§ **WHAT TO DO**
Would you please copy each line below that includes the string "Healthcare"?

§ **RECORD EXCERPTS**
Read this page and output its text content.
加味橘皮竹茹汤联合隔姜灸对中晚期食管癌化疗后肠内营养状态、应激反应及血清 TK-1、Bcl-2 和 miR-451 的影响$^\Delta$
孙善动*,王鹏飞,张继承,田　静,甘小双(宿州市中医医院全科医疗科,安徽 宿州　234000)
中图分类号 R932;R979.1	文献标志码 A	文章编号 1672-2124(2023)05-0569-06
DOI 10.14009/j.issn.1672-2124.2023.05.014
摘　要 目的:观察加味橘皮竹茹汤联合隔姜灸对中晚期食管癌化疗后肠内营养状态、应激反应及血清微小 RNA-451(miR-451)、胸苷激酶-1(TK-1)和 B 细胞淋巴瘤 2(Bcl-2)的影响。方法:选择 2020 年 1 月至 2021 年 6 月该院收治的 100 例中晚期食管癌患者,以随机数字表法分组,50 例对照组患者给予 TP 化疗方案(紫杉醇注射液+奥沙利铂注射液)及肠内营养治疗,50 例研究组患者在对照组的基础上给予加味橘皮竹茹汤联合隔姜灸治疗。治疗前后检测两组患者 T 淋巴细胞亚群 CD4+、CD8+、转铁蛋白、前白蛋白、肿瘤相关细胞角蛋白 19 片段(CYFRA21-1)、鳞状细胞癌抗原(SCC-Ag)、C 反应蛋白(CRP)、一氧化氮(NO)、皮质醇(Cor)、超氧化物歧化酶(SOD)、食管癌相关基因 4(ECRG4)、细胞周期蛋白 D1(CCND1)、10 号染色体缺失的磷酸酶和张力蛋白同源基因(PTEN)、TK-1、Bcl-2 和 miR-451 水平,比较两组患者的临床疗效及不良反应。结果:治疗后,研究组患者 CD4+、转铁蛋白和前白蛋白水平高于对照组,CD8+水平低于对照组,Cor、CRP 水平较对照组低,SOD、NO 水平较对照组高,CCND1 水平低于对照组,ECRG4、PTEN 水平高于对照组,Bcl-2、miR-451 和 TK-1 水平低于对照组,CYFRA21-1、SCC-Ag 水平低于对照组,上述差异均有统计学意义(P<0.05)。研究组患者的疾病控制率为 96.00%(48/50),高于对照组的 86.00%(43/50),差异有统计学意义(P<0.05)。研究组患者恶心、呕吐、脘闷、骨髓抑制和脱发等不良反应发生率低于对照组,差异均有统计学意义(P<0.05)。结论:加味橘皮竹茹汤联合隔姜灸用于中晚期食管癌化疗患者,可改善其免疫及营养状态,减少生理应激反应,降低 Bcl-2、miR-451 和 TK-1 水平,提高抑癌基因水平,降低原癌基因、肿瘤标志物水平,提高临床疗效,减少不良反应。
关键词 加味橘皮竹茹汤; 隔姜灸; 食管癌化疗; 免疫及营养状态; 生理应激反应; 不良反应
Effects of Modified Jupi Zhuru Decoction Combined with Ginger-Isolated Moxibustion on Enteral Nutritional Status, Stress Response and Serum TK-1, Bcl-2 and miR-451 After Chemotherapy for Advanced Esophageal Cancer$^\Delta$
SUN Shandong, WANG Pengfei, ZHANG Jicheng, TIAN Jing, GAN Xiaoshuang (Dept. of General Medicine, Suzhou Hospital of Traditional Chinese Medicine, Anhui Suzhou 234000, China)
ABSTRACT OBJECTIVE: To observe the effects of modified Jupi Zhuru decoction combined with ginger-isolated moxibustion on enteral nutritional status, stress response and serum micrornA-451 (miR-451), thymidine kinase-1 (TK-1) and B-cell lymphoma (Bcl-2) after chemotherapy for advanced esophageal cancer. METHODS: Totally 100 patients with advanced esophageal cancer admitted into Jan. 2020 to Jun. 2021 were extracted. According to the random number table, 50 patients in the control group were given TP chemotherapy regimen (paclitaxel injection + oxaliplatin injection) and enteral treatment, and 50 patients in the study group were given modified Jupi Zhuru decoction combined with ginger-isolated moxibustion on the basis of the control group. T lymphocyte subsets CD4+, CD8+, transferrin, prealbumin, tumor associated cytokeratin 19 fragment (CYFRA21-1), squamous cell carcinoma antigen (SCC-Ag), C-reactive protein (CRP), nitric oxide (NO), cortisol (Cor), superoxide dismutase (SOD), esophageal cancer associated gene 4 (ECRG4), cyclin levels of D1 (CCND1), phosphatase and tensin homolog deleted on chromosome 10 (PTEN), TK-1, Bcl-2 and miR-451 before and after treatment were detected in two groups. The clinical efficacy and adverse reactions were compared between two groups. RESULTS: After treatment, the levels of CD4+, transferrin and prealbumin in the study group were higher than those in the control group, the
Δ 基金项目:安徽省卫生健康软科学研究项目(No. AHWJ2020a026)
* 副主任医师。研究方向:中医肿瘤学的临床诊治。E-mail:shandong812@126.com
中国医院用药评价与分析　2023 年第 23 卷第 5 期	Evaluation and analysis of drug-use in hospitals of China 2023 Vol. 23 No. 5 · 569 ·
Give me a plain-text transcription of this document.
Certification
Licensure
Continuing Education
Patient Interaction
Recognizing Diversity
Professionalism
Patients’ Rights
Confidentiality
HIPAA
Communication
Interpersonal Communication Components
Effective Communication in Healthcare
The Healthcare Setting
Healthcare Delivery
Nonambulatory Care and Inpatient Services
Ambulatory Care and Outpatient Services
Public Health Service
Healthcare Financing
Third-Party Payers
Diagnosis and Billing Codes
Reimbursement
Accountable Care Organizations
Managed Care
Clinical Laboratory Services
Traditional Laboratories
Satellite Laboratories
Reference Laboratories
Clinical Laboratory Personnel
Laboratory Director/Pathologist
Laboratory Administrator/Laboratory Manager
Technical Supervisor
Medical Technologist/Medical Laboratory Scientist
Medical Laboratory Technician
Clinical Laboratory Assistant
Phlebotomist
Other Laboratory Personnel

§ **PROBLEM SOLUTION**
Effective Communication in Healthcare
The Healthcare Setting
Healthcare Delivery
Healthcare Financing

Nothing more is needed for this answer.